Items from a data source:
□ □ □ □ □

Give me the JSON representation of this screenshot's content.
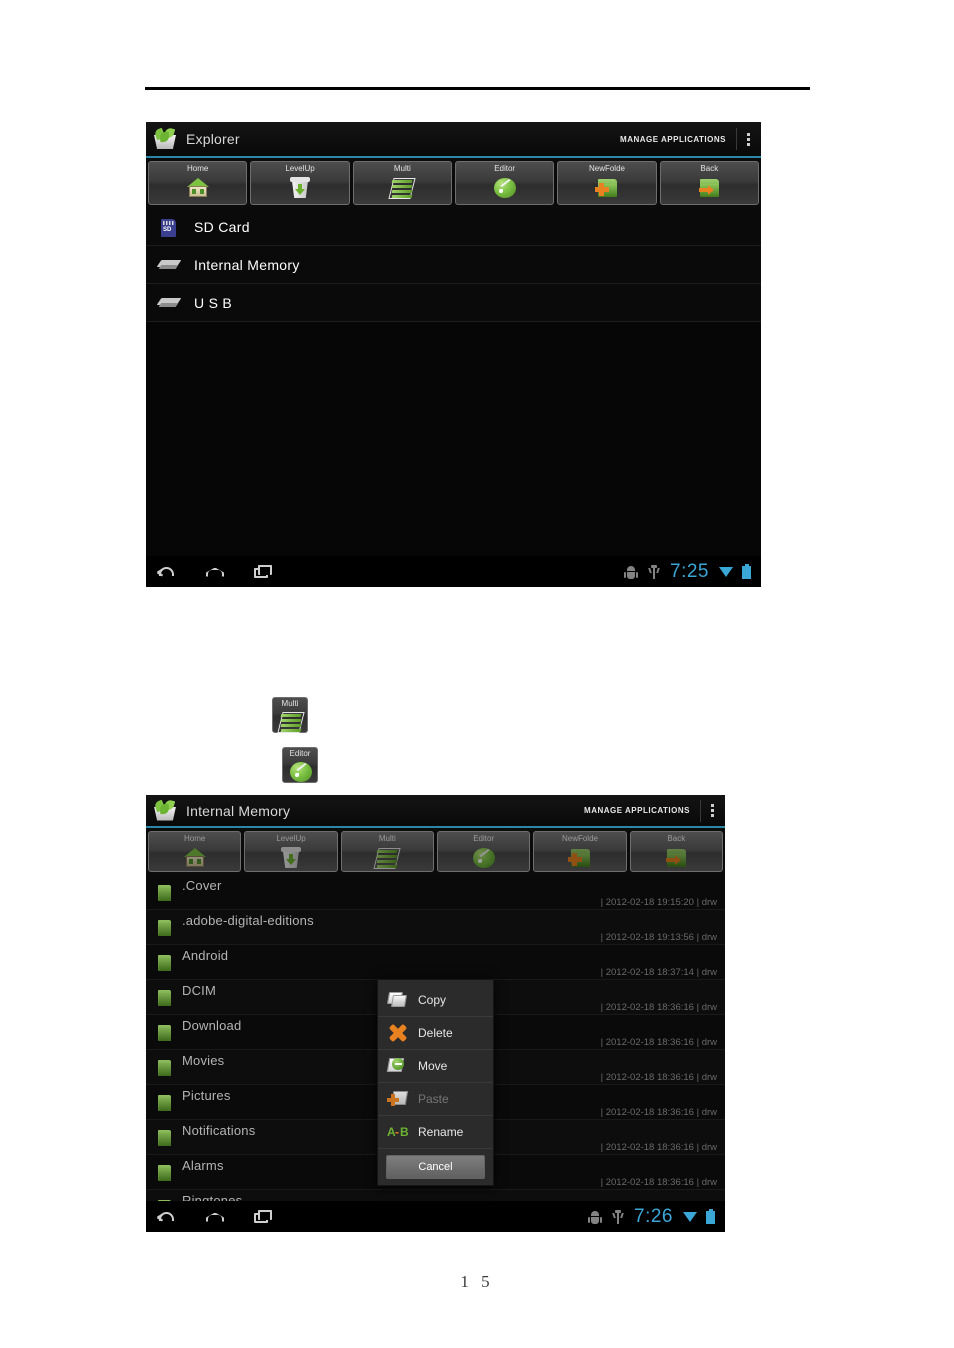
{
  "document": {
    "page_number": "1 5"
  },
  "screenshot_one": {
    "action_bar": {
      "title": "Explorer",
      "manage_label": "MANAGE APPLICATIONS",
      "logo_icon": "explorer-box-icon",
      "overflow_icon": "overflow-menu-icon"
    },
    "toolbar": [
      {
        "label": "Home",
        "icon": "home-icon"
      },
      {
        "label": "LevelUp",
        "icon": "levelup-trash-icon"
      },
      {
        "label": "Multi",
        "icon": "multi-sheets-icon"
      },
      {
        "label": "Editor",
        "icon": "editor-ball-icon"
      },
      {
        "label": "NewFolde",
        "icon": "new-folder-icon"
      },
      {
        "label": "Back",
        "icon": "back-folder-icon"
      }
    ],
    "storage_items": [
      {
        "label": "SD Card",
        "icon": "sd-card-icon",
        "sd_text": "SD"
      },
      {
        "label": "Internal Memory",
        "icon": "hard-disk-icon"
      },
      {
        "label": "U S B",
        "icon": "hard-disk-icon"
      }
    ],
    "nav_bar": {
      "back_icon": "nav-back-icon",
      "home_icon": "nav-home-icon",
      "recents_icon": "nav-recents-icon",
      "android_icon": "android-debug-icon",
      "usb_icon": "usb-icon",
      "clock": "7:25",
      "wifi_icon": "wifi-icon",
      "battery_icon": "battery-icon"
    }
  },
  "inline_figures": [
    {
      "label": "Multi",
      "icon": "multi-sheets-icon"
    },
    {
      "label": "Editor",
      "icon": "editor-ball-icon"
    }
  ],
  "screenshot_two": {
    "action_bar": {
      "title": "Internal Memory",
      "manage_label": "MANAGE APPLICATIONS",
      "logo_icon": "explorer-box-icon",
      "overflow_icon": "overflow-menu-icon"
    },
    "toolbar": [
      {
        "label": "Home",
        "icon": "home-icon"
      },
      {
        "label": "LevelUp",
        "icon": "levelup-trash-icon"
      },
      {
        "label": "Multi",
        "icon": "multi-sheets-icon"
      },
      {
        "label": "Editor",
        "icon": "editor-ball-icon"
      },
      {
        "label": "NewFolde",
        "icon": "new-folder-icon"
      },
      {
        "label": "Back",
        "icon": "back-folder-icon"
      }
    ],
    "files": [
      {
        "name": ".Cover",
        "meta": "| 2012-02-18 19:15:20 | drw"
      },
      {
        "name": ".adobe-digital-editions",
        "meta": "| 2012-02-18 19:13:56 | drw"
      },
      {
        "name": "Android",
        "meta": "| 2012-02-18 18:37:14 | drw"
      },
      {
        "name": "DCIM",
        "meta": "| 2012-02-18 18:36:16 | drw"
      },
      {
        "name": "Download",
        "meta": "| 2012-02-18 18:36:16 | drw"
      },
      {
        "name": "Movies",
        "meta": "| 2012-02-18 18:36:16 | drw"
      },
      {
        "name": "Pictures",
        "meta": "| 2012-02-18 18:36:16 | drw"
      },
      {
        "name": "Notifications",
        "meta": "| 2012-02-18 18:36:16 | drw"
      },
      {
        "name": "Alarms",
        "meta": "| 2012-02-18 18:36:16 | drw"
      },
      {
        "name": "Ringtones",
        "meta": ""
      }
    ],
    "context_menu": {
      "items": [
        {
          "label": "Copy",
          "icon": "copy-icon",
          "disabled": false
        },
        {
          "label": "Delete",
          "icon": "delete-icon",
          "disabled": false
        },
        {
          "label": "Move",
          "icon": "move-icon",
          "disabled": false
        },
        {
          "label": "Paste",
          "icon": "paste-icon",
          "disabled": true
        },
        {
          "label": "Rename",
          "icon": "rename-icon",
          "disabled": false
        }
      ],
      "cancel_label": "Cancel"
    },
    "nav_bar": {
      "back_icon": "nav-back-icon",
      "home_icon": "nav-home-icon",
      "recents_icon": "nav-recents-icon",
      "android_icon": "android-debug-icon",
      "usb_icon": "usb-icon",
      "clock": "7:26",
      "wifi_icon": "wifi-icon",
      "battery_icon": "battery-icon"
    }
  },
  "colors": {
    "accent_blue": "#3aa7d6",
    "accent_green": "#7dc243",
    "accent_orange": "#e8811f",
    "screen_bg": "#0a0a0a"
  }
}
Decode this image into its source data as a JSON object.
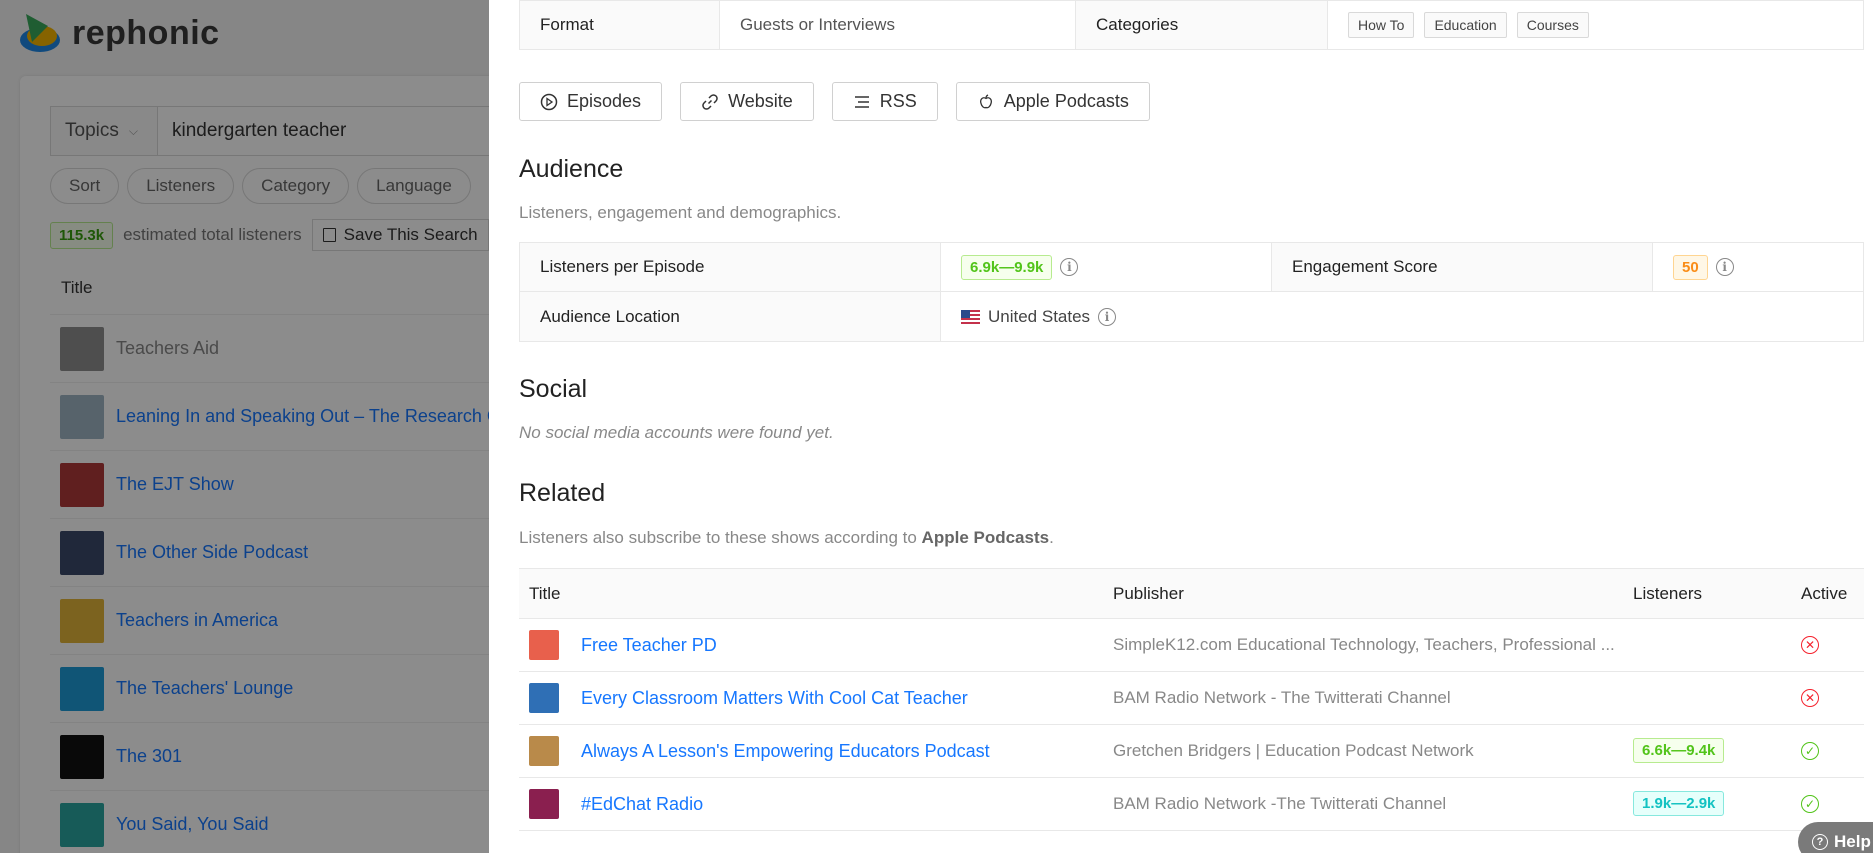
{
  "app": {
    "name": "rephonic"
  },
  "background": {
    "topics_label": "Topics",
    "search_value": "kindergarten teacher",
    "filters": [
      "Sort",
      "Listeners",
      "Category",
      "Language"
    ],
    "total_listeners": "115.3k",
    "total_listeners_text": "estimated total listeners",
    "save_search": "Save This Search",
    "title_col": "Title",
    "list": [
      {
        "name": "Teachers Aid",
        "color": "#8e8e8e"
      },
      {
        "name": "Leaning In and Speaking Out – The Research Co",
        "color": "#9fb4c4"
      },
      {
        "name": "The EJT Show",
        "color": "#b03a3a"
      },
      {
        "name": "The Other Side Podcast",
        "color": "#3b4a6b"
      },
      {
        "name": "Teachers in America",
        "color": "#e2b53a"
      },
      {
        "name": "The Teachers' Lounge",
        "color": "#1e9bd7"
      },
      {
        "name": "The 301",
        "color": "#111111"
      },
      {
        "name": "You Said, You Said",
        "color": "#2aa7a0"
      }
    ]
  },
  "details": {
    "format_label": "Format",
    "format_value": "Guests or Interviews",
    "categories_label": "Categories",
    "categories": [
      "How To",
      "Education",
      "Courses"
    ]
  },
  "buttons": {
    "episodes": "Episodes",
    "website": "Website",
    "rss": "RSS",
    "apple": "Apple Podcasts"
  },
  "audience": {
    "title": "Audience",
    "subtitle": "Listeners, engagement and demographics.",
    "listeners_label": "Listeners per Episode",
    "listeners_value": "6.9k—9.9k",
    "engagement_label": "Engagement Score",
    "engagement_value": "50",
    "location_label": "Audience Location",
    "location_value": "United States"
  },
  "social": {
    "title": "Social",
    "empty": "No social media accounts were found yet."
  },
  "related": {
    "title": "Related",
    "subtitle_pre": "Listeners also subscribe to these shows according to ",
    "subtitle_bold": "Apple Podcasts",
    "subtitle_post": ".",
    "headers": {
      "title": "Title",
      "publisher": "Publisher",
      "listeners": "Listeners",
      "active": "Active"
    },
    "rows": [
      {
        "title": "Free Teacher PD",
        "publisher": "SimpleK12.com Educational Technology, Teachers, Professional ...",
        "listeners": "",
        "active": false,
        "thumb": "#e8604c"
      },
      {
        "title": "Every Classroom Matters With Cool Cat Teacher",
        "publisher": "BAM Radio Network - The Twitterati Channel",
        "listeners": "",
        "active": false,
        "thumb": "#2f6fb5"
      },
      {
        "title": "Always A Lesson's Empowering Educators Podcast",
        "publisher": "Gretchen Bridgers | Education Podcast Network",
        "listeners": "6.6k—9.4k",
        "active": true,
        "thumb": "#b98a4a"
      },
      {
        "title": "#EdChat Radio",
        "publisher": "BAM Radio Network -The Twitterati Channel",
        "listeners": "1.9k—2.9k",
        "active": true,
        "thumb": "#8a1f4f"
      }
    ]
  },
  "help": {
    "label": "Help"
  }
}
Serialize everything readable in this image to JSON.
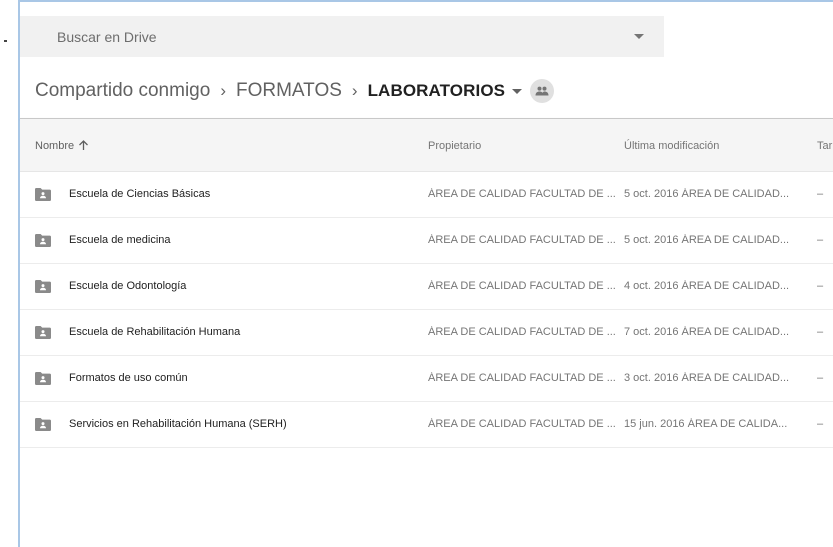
{
  "search": {
    "placeholder": "Buscar en Drive"
  },
  "breadcrumb": {
    "items": [
      "Compartido conmigo",
      "FORMATOS"
    ],
    "separator": "›",
    "current": "LABORATORIOS"
  },
  "table": {
    "headers": {
      "name": "Nombre",
      "owner": "Propietario",
      "modified": "Última modificación",
      "size": "Tar"
    },
    "rows": [
      {
        "name": "Escuela de Ciencias Básicas",
        "owner": "ÁREA DE CALIDAD FACULTAD DE ...",
        "modified": "5 oct. 2016 ÁREA DE CALIDAD...",
        "size": "–"
      },
      {
        "name": "Escuela de medicina",
        "owner": "ÁREA DE CALIDAD FACULTAD DE ...",
        "modified": "5 oct. 2016 ÁREA DE CALIDAD...",
        "size": "–"
      },
      {
        "name": "Escuela de Odontología",
        "owner": "ÁREA DE CALIDAD FACULTAD DE ...",
        "modified": "4 oct. 2016 ÁREA DE CALIDAD...",
        "size": "–"
      },
      {
        "name": "Escuela de Rehabilitación Humana",
        "owner": "ÁREA DE CALIDAD FACULTAD DE ...",
        "modified": "7 oct. 2016 ÁREA DE CALIDAD...",
        "size": "–"
      },
      {
        "name": "Formatos de uso común",
        "owner": "ÁREA DE CALIDAD FACULTAD DE ...",
        "modified": "3 oct. 2016 ÁREA DE CALIDAD...",
        "size": "–"
      },
      {
        "name": "Servicios en Rehabilitación Humana (SERH)",
        "owner": "ÁREA DE CALIDAD FACULTAD DE ...",
        "modified": "15 jun. 2016 ÁREA DE CALIDA...",
        "size": "–"
      }
    ]
  },
  "icons": {
    "folder": "shared-folder-icon",
    "sort": "arrow-up-icon",
    "shared": "people-icon",
    "dropdown": "caret-down-icon"
  },
  "colors": {
    "folder": "#8a8a8a",
    "frame": "#a9c7e6",
    "search_bg": "#f1f1f1",
    "header_bg": "#f5f5f5"
  }
}
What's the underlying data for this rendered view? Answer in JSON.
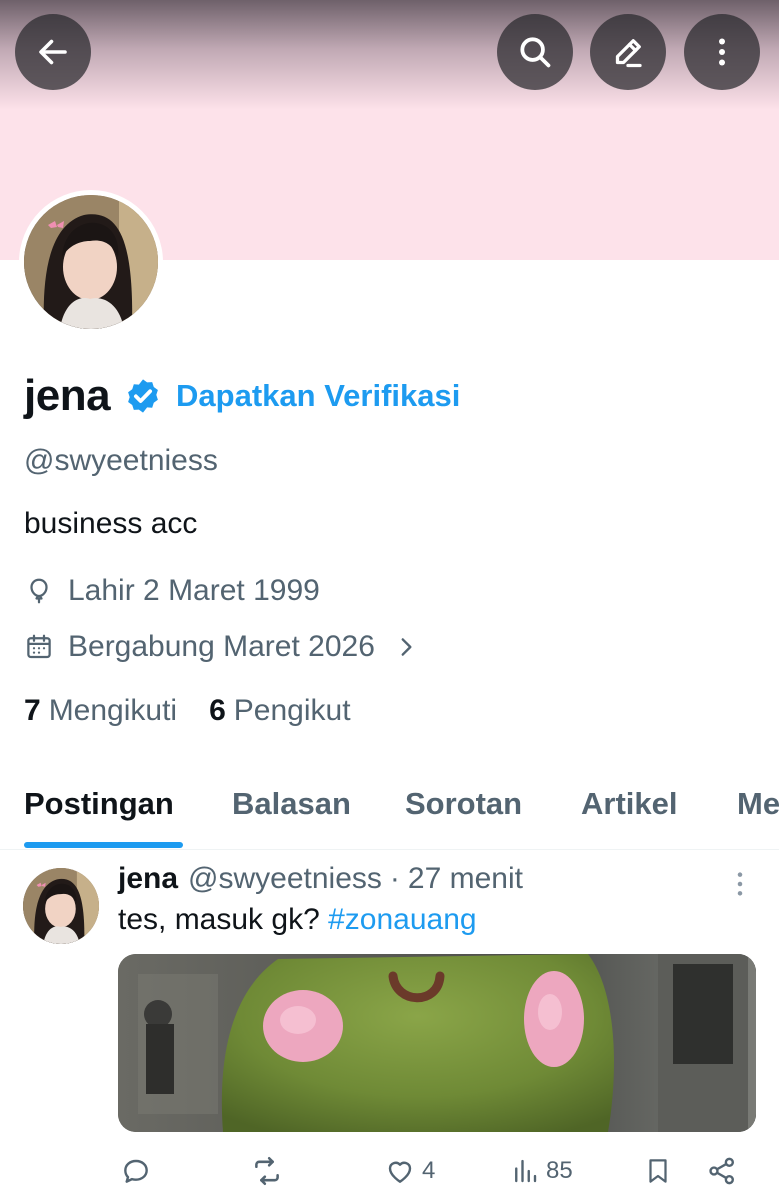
{
  "header": {
    "back_icon": "arrow-left-icon",
    "search_icon": "search-icon",
    "edit_icon": "pencil-icon",
    "more_icon": "vertical-dots-icon"
  },
  "colors": {
    "banner": "#fde2ea",
    "accent": "#1d9bf0",
    "text": "#0f1419",
    "muted": "#536471"
  },
  "profile": {
    "name": "jena",
    "verified_icon": "verified-badge-icon",
    "get_verified_label": "Dapatkan Verifikasi",
    "handle": "@swyeetniess",
    "bio": "business acc",
    "birth": "Lahir 2 Maret 1999",
    "joined": "Bergabung Maret 2026",
    "following_count": "7",
    "following_label": "Mengikuti",
    "followers_count": "6",
    "followers_label": "Pengikut"
  },
  "tabs": [
    {
      "label": "Postingan",
      "active": true
    },
    {
      "label": "Balasan",
      "active": false
    },
    {
      "label": "Sorotan",
      "active": false
    },
    {
      "label": "Artikel",
      "active": false
    },
    {
      "label": "Me",
      "active": false
    }
  ],
  "post": {
    "name": "jena",
    "handle": "@swyeetniess",
    "separator": "·",
    "time": "27 menit",
    "text": "tes, masuk gk? ",
    "hashtag": "#zonauang",
    "stats": {
      "reply": "",
      "repost": "",
      "likes": "4",
      "views": "85"
    }
  }
}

□ □ □ □ □

Work to complete
Using the records given above, list every line that includes the word "modified".

Answer below
      "modified": "Última modificación",
        "modified": "5 oct. 2016 ÁREA DE CALIDAD...",
        "modified": "5 oct. 2016 ÁREA DE CALIDAD...",
        "modified": "4 oct. 2016 ÁREA DE CALIDAD...",
        "modified": "7 oct. 2016 ÁREA DE CALIDAD...",
        "modified": "3 oct. 2016 ÁREA DE CALIDAD...",
        "modified": "15 jun. 2016 ÁREA DE CALIDA...",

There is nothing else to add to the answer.